§ **Given problem**
Reproduce all records verbatim.

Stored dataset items
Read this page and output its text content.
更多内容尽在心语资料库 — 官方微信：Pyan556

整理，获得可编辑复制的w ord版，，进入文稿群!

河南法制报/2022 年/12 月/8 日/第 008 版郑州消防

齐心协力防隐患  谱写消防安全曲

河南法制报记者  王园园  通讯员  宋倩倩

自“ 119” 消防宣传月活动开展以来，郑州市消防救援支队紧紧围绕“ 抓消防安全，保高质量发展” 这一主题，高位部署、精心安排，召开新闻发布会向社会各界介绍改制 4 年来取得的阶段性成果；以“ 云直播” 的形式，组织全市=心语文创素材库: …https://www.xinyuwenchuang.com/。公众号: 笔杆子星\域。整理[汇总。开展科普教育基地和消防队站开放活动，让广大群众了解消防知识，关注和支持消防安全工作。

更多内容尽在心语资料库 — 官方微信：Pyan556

§ **Expected output**
Read this page and output its text content.
更多内容尽在心语资料库 — 官方微信：Pyan556

整理，获得可编辑复制的w ord版，，进入文稿群!

河南法制报/2022 年/12 月/8 日/第 008 版郑州消防

齐心协力防隐患  谱写消防安全曲

河南法制报记者  王园园  通讯员  宋倩倩

自“ 119” 消防宣传月活动开展以来，郑州市消防救援支队紧紧围绕“ 抓消防安全，保高质量发展” 这一主题，高位部署、精心安排，召开新闻发布会向社会各界介绍改制 4 年来取得的阶段性成果；以“ 云直播” 的形式，组织全市=心语文创素材库: …https://www.xinyuwenchuang.com/。公众号: 笔杆子星\域。整理[汇总。开展科普教育基地和消防队站开放活动，让广大群众了解消防知识，关注和支持消防安全工作。

更多内容尽在心语资料库 — 官方微信：Pyan556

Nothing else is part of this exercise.